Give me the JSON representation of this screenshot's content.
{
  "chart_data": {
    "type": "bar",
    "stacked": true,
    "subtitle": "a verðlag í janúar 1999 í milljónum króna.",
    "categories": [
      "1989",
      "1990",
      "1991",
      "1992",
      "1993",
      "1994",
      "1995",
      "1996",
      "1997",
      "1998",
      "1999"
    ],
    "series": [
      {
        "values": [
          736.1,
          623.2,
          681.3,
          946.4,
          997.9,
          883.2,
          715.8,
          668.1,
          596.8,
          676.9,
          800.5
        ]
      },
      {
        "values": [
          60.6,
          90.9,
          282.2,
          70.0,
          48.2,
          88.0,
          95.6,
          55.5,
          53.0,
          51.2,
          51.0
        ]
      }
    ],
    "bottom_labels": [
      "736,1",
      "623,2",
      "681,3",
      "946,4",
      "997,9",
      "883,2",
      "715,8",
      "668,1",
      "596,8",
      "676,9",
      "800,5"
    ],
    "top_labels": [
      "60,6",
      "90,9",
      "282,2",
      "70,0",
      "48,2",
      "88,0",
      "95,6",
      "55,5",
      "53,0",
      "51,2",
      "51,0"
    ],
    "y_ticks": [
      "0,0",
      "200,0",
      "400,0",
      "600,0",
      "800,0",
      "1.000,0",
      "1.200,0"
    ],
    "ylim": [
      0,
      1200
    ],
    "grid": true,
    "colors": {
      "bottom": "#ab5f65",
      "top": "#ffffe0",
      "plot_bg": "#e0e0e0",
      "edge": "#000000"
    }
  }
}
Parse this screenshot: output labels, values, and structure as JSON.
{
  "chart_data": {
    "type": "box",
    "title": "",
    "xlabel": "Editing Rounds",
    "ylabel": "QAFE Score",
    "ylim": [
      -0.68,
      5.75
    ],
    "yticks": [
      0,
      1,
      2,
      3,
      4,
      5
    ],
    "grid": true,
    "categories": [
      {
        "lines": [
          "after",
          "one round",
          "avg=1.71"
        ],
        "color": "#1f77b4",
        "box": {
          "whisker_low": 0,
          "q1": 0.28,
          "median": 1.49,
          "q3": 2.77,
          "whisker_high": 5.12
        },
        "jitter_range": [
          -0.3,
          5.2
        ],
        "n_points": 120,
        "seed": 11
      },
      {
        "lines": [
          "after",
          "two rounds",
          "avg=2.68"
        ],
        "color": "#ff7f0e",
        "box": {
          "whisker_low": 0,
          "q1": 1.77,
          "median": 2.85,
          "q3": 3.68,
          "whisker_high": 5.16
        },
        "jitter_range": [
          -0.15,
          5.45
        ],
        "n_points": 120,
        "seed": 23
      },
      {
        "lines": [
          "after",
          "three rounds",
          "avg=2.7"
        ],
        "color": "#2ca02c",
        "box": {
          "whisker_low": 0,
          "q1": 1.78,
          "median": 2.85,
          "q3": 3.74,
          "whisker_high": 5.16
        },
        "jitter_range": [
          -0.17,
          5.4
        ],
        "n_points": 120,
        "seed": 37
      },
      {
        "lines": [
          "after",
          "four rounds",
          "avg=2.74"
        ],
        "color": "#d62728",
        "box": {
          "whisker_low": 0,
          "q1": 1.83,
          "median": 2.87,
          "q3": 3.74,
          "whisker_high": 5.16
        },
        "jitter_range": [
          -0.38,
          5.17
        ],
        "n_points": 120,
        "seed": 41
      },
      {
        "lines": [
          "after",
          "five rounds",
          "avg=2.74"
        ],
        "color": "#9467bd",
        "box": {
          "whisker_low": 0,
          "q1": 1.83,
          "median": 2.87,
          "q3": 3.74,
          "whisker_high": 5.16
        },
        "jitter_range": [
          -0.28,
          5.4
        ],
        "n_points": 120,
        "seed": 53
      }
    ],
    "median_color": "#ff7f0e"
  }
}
§
• [EXERCISE OBJECTIVE]
Write out every line of the records exactly.

• [REPLY]
Give me the JSON representation of this screenshot's content.
{
  "chart_data": {
    "type": "bar",
    "stacked": true,
    "subtitle": "a verðlag í janúar 1999 í milljónum króna.",
    "categories": [
      "1989",
      "1990",
      "1991",
      "1992",
      "1993",
      "1994",
      "1995",
      "1996",
      "1997",
      "1998",
      "1999"
    ],
    "series": [
      {
        "values": [
          736.1,
          623.2,
          681.3,
          946.4,
          997.9,
          883.2,
          715.8,
          668.1,
          596.8,
          676.9,
          800.5
        ]
      },
      {
        "values": [
          60.6,
          90.9,
          282.2,
          70.0,
          48.2,
          88.0,
          95.6,
          55.5,
          53.0,
          51.2,
          51.0
        ]
      }
    ],
    "bottom_labels": [
      "736,1",
      "623,2",
      "681,3",
      "946,4",
      "997,9",
      "883,2",
      "715,8",
      "668,1",
      "596,8",
      "676,9",
      "800,5"
    ],
    "top_labels": [
      "60,6",
      "90,9",
      "282,2",
      "70,0",
      "48,2",
      "88,0",
      "95,6",
      "55,5",
      "53,0",
      "51,2",
      "51,0"
    ],
    "y_ticks": [
      "0,0",
      "200,0",
      "400,0",
      "600,0",
      "800,0",
      "1.000,0",
      "1.200,0"
    ],
    "ylim": [
      0,
      1200
    ],
    "grid": true,
    "colors": {
      "bottom": "#ab5f65",
      "top": "#ffffe0",
      "plot_bg": "#e0e0e0",
      "edge": "#000000"
    }
  }
}
Parse this screenshot: output labels, values, and structure as JSON.
{
  "chart_data": {
    "type": "box",
    "title": "",
    "xlabel": "Editing Rounds",
    "ylabel": "QAFE Score",
    "ylim": [
      -0.68,
      5.75
    ],
    "yticks": [
      0,
      1,
      2,
      3,
      4,
      5
    ],
    "grid": true,
    "categories": [
      {
        "lines": [
          "after",
          "one round",
          "avg=1.71"
        ],
        "color": "#1f77b4",
        "box": {
          "whisker_low": 0,
          "q1": 0.28,
          "median": 1.49,
          "q3": 2.77,
          "whisker_high": 5.12
        },
        "jitter_range": [
          -0.3,
          5.2
        ],
        "n_points": 120,
        "seed": 11
      },
      {
        "lines": [
          "after",
          "two rounds",
          "avg=2.68"
        ],
        "color": "#ff7f0e",
        "box": {
          "whisker_low": 0,
          "q1": 1.77,
          "median": 2.85,
          "q3": 3.68,
          "whisker_high": 5.16
        },
        "jitter_range": [
          -0.15,
          5.45
        ],
        "n_points": 120,
        "seed": 23
      },
      {
        "lines": [
          "after",
          "three rounds",
          "avg=2.7"
        ],
        "color": "#2ca02c",
        "box": {
          "whisker_low": 0,
          "q1": 1.78,
          "median": 2.85,
          "q3": 3.74,
          "whisker_high": 5.16
        },
        "jitter_range": [
          -0.17,
          5.4
        ],
        "n_points": 120,
        "seed": 37
      },
      {
        "lines": [
          "after",
          "four rounds",
          "avg=2.74"
        ],
        "color": "#d62728",
        "box": {
          "whisker_low": 0,
          "q1": 1.83,
          "median": 2.87,
          "q3": 3.74,
          "whisker_high": 5.16
        },
        "jitter_range": [
          -0.38,
          5.17
        ],
        "n_points": 120,
        "seed": 41
      },
      {
        "lines": [
          "after",
          "five rounds",
          "avg=2.74"
        ],
        "color": "#9467bd",
        "box": {
          "whisker_low": 0,
          "q1": 1.83,
          "median": 2.87,
          "q3": 3.74,
          "whisker_high": 5.16
        },
        "jitter_range": [
          -0.28,
          5.4
        ],
        "n_points": 120,
        "seed": 53
      }
    ],
    "median_color": "#ff7f0e"
  }
}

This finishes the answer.